[Records from a collection of figures]
++++++++++

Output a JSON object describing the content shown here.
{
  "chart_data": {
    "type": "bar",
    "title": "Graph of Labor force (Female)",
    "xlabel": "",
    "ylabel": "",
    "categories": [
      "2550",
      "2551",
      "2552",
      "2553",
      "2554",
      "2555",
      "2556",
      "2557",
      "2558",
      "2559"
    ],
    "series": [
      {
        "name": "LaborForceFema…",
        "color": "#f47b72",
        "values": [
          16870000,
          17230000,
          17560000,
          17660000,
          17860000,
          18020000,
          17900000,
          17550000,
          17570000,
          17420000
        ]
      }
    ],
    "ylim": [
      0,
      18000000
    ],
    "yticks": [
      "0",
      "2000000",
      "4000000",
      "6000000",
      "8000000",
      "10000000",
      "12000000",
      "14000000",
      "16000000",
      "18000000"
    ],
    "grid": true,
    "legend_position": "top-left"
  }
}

++++++++++

» **Goal**: Hand back the material above in full, exactly as written.

» **Result of the task**:
Output a JSON object describing the content shown here.
{
  "chart_data": {
    "type": "bar",
    "title": "Graph of Labor force (Female)",
    "xlabel": "",
    "ylabel": "",
    "categories": [
      "2550",
      "2551",
      "2552",
      "2553",
      "2554",
      "2555",
      "2556",
      "2557",
      "2558",
      "2559"
    ],
    "series": [
      {
        "name": "LaborForceFema…",
        "color": "#f47b72",
        "values": [
          16870000,
          17230000,
          17560000,
          17660000,
          17860000,
          18020000,
          17900000,
          17550000,
          17570000,
          17420000
        ]
      }
    ],
    "ylim": [
      0,
      18000000
    ],
    "yticks": [
      "0",
      "2000000",
      "4000000",
      "6000000",
      "8000000",
      "10000000",
      "12000000",
      "14000000",
      "16000000",
      "18000000"
    ],
    "grid": true,
    "legend_position": "top-left"
  }
}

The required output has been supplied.